### Directions
Reply with one number: how many lines contain the word "Create".

== Dataset entries

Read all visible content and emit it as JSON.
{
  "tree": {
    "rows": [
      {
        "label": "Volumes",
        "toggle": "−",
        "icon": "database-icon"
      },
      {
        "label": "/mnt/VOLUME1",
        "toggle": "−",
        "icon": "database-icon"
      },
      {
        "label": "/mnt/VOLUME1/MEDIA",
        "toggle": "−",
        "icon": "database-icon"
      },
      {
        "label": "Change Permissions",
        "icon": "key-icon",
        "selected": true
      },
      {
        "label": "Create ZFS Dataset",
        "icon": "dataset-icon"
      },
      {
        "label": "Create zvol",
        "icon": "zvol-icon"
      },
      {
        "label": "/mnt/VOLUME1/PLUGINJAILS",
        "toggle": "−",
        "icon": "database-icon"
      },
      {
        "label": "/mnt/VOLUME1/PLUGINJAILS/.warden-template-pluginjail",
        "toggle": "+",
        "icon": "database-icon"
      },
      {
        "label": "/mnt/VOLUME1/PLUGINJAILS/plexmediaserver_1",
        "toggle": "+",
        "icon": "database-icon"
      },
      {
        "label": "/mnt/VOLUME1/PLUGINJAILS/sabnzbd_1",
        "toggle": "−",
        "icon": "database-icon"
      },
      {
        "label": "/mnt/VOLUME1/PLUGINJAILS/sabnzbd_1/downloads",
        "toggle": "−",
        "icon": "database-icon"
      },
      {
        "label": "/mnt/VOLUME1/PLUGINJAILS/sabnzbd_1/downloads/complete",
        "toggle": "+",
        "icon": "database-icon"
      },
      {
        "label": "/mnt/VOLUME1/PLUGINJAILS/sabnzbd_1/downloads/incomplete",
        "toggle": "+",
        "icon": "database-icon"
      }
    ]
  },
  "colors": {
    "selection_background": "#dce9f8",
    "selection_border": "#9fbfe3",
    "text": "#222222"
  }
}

====

### Response for this exercise
2